_Aim_
Scan the entries below and count the lines holding the string "thin". Supply only the number.

_Source records_
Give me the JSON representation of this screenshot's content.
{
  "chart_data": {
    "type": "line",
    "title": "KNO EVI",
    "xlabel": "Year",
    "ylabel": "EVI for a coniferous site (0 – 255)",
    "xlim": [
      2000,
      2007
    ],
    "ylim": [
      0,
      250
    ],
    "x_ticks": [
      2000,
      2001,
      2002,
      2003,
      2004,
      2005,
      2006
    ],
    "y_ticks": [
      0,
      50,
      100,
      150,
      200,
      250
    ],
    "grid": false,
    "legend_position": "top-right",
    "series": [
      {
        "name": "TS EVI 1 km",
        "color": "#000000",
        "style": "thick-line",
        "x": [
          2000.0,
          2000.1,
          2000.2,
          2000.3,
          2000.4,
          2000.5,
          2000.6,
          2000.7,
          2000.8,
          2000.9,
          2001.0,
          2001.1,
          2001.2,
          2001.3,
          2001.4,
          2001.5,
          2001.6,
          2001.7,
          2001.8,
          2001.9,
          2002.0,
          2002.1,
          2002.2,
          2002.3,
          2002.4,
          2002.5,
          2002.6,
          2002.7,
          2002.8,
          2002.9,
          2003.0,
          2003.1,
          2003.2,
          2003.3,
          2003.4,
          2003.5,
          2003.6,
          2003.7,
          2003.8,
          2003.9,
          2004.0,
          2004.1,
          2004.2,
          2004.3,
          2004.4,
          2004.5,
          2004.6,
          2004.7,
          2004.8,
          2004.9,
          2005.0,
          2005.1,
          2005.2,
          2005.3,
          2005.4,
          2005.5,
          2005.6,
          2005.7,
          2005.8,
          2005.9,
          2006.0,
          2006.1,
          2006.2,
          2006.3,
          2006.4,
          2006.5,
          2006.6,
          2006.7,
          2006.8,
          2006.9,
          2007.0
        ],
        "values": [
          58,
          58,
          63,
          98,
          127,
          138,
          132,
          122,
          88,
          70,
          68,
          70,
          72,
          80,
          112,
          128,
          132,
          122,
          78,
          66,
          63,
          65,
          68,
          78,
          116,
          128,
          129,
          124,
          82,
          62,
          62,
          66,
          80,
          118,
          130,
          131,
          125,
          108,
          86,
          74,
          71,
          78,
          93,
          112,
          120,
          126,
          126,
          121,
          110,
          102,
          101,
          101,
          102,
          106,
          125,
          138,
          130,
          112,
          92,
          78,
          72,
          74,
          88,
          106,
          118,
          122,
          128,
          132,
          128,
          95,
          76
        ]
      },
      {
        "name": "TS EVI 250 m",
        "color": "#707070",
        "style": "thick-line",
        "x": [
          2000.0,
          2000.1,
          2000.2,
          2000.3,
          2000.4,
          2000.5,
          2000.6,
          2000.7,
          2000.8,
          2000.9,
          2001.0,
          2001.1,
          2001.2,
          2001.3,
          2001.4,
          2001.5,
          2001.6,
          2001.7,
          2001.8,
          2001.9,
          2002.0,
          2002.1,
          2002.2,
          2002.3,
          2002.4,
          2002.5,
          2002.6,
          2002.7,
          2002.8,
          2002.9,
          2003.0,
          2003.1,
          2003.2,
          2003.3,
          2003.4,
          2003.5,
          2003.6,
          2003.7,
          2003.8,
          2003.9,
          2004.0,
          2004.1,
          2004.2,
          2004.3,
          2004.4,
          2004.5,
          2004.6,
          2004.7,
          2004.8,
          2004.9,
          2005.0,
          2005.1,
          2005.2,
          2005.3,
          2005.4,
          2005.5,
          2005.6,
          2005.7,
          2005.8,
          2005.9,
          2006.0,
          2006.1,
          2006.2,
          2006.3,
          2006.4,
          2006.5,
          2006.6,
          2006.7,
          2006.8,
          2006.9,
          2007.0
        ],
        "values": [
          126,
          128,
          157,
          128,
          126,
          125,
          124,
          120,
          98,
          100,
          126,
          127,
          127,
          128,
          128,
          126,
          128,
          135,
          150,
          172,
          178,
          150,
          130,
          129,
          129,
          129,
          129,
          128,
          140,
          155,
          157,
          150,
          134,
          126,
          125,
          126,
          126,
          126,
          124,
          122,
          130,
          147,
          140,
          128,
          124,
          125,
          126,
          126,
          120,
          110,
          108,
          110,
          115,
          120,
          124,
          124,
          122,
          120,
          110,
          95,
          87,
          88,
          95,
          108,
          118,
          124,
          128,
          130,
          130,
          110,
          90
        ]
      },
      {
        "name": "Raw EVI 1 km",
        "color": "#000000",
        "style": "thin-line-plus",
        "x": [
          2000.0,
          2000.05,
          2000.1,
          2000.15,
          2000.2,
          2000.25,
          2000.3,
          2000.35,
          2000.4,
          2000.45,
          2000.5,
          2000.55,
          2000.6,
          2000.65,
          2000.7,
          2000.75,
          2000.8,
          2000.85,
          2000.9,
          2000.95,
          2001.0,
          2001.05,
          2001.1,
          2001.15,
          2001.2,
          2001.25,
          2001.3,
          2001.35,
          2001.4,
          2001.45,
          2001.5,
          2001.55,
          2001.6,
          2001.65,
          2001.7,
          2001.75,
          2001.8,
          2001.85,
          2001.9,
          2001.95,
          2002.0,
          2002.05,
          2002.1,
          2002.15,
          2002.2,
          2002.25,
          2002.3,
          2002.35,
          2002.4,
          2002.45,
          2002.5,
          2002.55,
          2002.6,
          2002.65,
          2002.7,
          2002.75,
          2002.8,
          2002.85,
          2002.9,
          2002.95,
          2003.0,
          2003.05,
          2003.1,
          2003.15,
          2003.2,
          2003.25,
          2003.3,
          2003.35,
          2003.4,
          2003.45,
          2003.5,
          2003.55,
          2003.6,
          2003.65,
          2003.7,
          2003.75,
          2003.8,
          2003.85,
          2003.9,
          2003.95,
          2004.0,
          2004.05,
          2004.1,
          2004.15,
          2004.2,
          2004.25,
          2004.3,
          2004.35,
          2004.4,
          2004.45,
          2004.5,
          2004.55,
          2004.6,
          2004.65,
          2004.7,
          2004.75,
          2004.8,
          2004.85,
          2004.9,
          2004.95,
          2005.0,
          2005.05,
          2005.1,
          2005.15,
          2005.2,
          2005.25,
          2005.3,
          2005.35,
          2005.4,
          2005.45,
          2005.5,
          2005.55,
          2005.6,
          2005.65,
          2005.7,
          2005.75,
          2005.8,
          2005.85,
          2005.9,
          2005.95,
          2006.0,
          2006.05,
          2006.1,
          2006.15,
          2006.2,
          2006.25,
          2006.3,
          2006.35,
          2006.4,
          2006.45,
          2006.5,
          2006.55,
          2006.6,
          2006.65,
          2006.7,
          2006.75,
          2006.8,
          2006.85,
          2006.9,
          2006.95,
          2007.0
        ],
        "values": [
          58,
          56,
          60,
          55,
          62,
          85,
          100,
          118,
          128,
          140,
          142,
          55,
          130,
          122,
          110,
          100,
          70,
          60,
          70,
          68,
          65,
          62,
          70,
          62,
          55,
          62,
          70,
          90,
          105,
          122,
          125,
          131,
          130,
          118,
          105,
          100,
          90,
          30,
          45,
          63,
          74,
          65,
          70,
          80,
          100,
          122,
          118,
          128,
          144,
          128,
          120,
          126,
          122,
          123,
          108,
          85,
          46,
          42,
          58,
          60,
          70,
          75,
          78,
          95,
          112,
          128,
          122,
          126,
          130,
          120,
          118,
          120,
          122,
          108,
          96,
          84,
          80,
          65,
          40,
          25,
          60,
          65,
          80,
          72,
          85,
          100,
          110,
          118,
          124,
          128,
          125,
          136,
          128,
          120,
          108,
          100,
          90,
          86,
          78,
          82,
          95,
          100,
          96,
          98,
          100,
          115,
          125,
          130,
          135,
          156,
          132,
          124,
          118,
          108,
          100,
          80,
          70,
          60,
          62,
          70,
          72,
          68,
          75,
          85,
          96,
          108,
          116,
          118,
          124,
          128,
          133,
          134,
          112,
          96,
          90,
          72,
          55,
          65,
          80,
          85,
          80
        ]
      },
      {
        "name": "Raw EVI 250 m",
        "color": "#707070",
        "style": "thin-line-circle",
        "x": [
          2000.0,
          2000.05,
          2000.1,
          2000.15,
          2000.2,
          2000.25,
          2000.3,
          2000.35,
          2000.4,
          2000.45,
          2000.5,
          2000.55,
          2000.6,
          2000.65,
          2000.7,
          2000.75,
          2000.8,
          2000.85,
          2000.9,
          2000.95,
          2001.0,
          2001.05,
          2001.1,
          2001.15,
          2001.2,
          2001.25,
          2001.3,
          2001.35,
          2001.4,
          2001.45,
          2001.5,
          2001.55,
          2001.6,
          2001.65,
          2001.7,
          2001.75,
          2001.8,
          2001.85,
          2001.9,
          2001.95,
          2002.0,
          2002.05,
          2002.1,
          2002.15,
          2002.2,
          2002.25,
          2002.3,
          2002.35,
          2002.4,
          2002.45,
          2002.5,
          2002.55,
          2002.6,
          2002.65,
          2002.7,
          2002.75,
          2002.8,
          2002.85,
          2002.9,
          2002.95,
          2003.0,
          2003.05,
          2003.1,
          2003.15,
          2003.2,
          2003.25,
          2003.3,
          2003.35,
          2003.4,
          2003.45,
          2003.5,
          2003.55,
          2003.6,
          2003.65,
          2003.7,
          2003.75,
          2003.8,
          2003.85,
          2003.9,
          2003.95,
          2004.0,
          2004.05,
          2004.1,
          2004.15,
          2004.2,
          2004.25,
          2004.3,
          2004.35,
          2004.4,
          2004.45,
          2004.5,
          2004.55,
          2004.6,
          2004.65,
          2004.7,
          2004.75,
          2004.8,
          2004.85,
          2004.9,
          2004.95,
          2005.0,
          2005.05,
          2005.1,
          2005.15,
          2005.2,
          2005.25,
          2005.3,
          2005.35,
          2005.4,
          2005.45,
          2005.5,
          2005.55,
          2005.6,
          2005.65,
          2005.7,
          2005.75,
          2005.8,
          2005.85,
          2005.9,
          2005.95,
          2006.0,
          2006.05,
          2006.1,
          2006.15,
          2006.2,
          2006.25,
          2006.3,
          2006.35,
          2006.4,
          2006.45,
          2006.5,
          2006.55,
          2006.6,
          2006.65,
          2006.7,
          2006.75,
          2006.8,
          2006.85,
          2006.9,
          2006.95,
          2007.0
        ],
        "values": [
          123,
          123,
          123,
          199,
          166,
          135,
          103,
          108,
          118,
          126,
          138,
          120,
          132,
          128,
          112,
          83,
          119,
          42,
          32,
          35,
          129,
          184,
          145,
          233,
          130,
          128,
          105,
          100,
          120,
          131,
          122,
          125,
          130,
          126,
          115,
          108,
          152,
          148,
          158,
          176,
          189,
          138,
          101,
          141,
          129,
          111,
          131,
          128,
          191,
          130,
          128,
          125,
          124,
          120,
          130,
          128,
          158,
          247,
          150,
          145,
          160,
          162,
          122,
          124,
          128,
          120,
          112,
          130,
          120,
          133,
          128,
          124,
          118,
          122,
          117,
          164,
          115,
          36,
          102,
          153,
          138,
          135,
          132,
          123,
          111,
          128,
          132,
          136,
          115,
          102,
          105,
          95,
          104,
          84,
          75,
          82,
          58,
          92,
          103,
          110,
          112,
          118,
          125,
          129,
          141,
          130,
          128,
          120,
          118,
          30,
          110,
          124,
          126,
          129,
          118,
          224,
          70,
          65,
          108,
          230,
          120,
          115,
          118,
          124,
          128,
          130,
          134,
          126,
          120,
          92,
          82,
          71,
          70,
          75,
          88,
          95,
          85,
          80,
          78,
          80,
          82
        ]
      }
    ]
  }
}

_Task response_
2